* START Entries shown *
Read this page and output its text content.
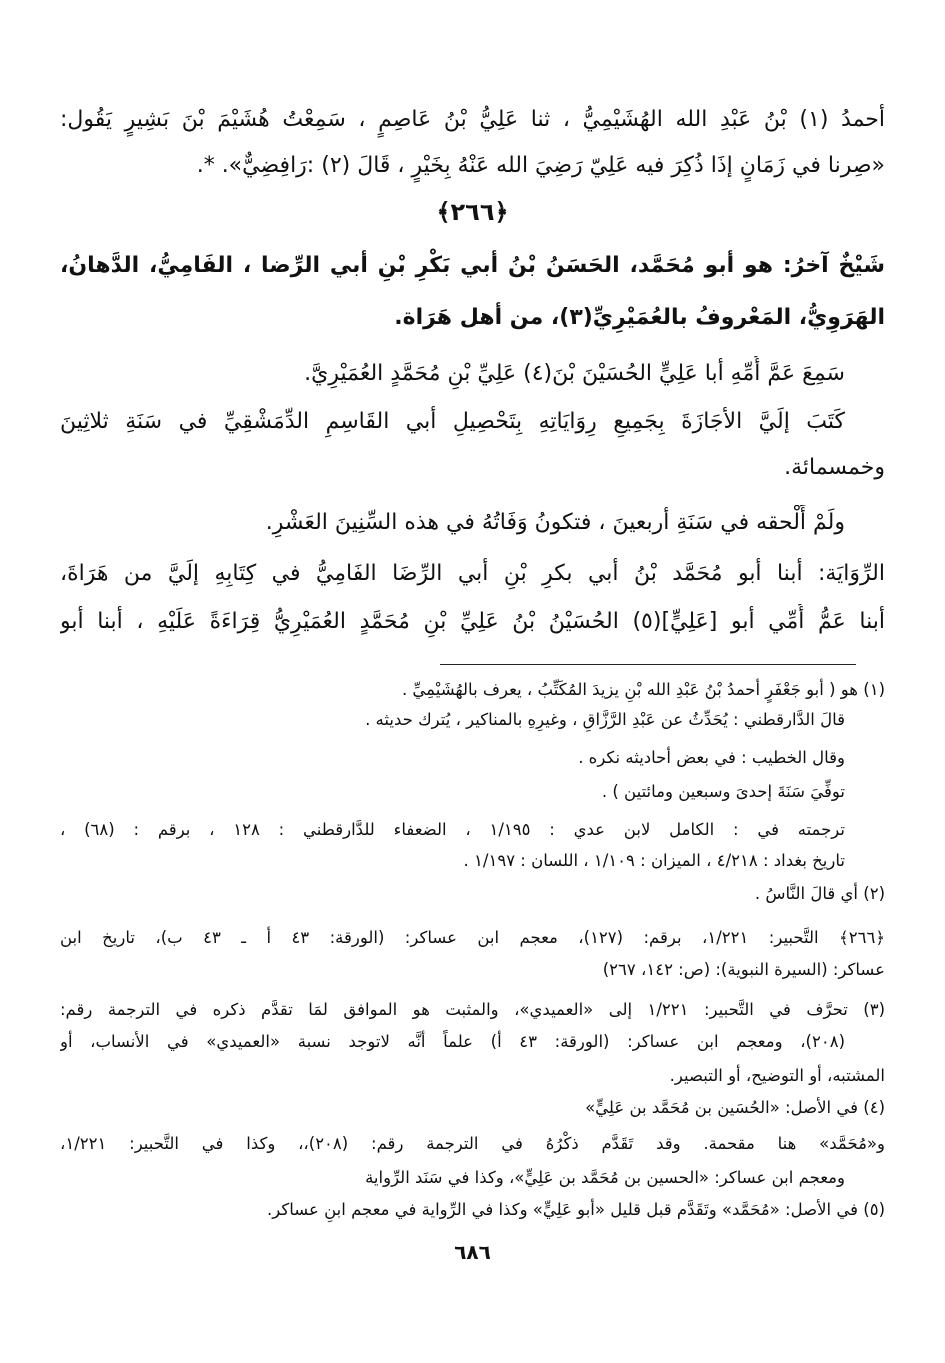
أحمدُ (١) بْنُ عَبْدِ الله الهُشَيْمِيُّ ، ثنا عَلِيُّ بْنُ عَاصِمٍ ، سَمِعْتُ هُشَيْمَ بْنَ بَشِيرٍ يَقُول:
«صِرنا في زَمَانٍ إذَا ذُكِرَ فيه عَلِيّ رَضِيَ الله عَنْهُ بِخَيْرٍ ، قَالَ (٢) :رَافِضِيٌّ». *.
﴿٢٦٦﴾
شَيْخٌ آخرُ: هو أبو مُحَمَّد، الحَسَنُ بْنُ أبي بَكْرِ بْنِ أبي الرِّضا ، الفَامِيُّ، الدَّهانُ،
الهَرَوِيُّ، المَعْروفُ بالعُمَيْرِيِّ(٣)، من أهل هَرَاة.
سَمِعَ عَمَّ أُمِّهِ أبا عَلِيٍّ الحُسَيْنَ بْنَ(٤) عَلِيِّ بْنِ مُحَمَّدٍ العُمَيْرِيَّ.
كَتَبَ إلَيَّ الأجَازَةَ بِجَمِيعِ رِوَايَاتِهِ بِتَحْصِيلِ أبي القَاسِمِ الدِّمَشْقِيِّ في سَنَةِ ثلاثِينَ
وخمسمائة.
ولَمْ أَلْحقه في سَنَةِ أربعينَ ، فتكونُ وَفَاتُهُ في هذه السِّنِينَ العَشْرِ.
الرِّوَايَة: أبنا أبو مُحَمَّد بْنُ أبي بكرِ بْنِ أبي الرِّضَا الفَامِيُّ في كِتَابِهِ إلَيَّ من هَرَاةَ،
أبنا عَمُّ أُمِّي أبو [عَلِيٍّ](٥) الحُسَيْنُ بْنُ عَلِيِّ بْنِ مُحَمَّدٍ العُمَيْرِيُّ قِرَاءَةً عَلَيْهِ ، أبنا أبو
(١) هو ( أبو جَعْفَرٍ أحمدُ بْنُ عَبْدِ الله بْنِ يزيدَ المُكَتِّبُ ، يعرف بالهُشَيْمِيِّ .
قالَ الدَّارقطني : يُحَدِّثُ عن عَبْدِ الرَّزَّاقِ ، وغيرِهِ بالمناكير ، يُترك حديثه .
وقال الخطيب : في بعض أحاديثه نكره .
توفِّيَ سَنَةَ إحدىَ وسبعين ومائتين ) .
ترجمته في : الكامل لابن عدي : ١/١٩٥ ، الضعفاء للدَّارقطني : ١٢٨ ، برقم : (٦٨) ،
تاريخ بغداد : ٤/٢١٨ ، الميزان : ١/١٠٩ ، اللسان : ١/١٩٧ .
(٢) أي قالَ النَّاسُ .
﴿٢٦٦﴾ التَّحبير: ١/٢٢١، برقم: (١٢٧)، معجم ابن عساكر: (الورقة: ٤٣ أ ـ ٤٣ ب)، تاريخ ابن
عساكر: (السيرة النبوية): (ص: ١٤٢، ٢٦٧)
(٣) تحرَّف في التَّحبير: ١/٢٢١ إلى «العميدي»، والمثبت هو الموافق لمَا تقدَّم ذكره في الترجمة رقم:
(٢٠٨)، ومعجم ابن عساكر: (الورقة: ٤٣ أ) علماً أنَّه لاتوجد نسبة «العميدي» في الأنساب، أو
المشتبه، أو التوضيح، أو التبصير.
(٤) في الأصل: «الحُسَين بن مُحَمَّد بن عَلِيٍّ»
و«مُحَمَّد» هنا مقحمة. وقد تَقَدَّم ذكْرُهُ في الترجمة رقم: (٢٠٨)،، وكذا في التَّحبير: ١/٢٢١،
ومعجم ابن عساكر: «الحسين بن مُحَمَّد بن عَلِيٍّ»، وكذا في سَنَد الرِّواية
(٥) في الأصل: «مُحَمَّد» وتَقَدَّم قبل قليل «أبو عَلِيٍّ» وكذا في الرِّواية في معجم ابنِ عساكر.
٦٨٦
* END Entries shown *
* START Entries shown *
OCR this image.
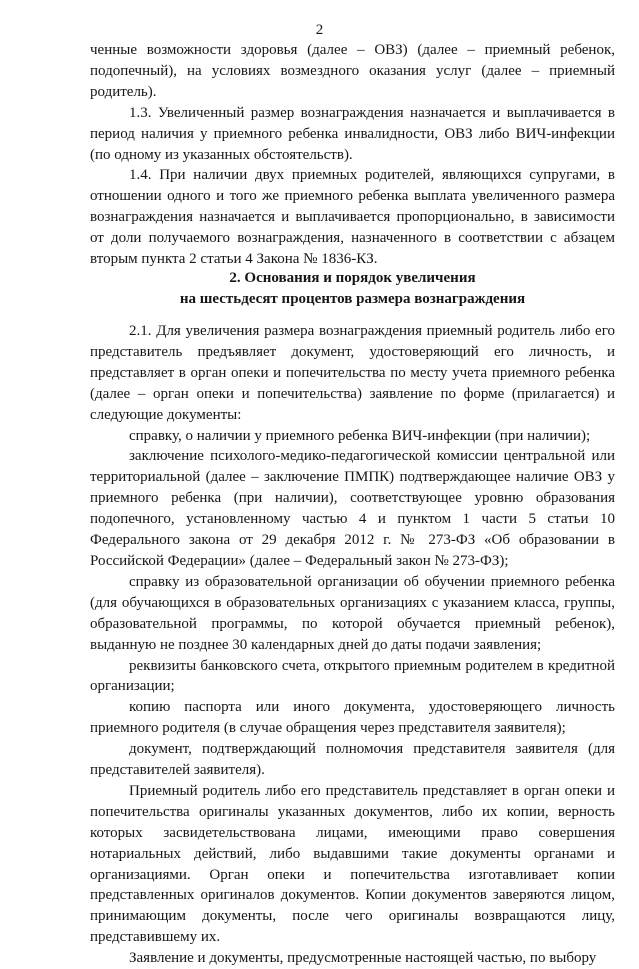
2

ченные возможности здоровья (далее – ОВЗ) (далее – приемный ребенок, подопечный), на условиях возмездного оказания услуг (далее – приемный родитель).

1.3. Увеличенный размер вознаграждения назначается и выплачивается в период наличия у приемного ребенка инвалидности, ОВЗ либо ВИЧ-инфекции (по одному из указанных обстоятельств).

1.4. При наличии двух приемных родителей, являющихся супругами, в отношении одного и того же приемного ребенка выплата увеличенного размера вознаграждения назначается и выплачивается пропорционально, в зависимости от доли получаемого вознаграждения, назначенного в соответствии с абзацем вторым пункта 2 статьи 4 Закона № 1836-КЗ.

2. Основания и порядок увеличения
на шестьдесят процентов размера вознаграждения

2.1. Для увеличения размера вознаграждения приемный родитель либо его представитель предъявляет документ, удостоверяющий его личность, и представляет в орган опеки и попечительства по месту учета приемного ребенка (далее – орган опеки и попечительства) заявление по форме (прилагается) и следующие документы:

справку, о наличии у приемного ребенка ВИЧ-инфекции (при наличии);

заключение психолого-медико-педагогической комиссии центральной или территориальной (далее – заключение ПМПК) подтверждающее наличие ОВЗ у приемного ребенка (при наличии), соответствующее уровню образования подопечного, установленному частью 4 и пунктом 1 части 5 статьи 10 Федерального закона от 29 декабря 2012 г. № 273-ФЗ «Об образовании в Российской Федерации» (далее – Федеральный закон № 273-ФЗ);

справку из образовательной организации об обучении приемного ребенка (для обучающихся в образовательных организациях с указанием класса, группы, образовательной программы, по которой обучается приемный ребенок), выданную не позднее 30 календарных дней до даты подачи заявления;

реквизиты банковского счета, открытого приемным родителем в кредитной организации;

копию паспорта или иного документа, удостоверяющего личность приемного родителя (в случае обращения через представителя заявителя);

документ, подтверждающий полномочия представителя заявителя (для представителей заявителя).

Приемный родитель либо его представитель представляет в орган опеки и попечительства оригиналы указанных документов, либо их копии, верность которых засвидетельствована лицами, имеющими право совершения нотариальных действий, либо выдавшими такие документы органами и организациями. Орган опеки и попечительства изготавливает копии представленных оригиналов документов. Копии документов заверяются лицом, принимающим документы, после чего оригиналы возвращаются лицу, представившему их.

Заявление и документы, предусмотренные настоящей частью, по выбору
* END Entries shown *
What you will do
Copy out every line of the material above that mentions the word "представителя".

Output of the exercise
копию паспорта или иного документа, удостоверяющего личность приемного родителя (в случае обращения через представителя заявителя);
документ, подтверждающий полномочия представителя заявителя (для представителей заявителя).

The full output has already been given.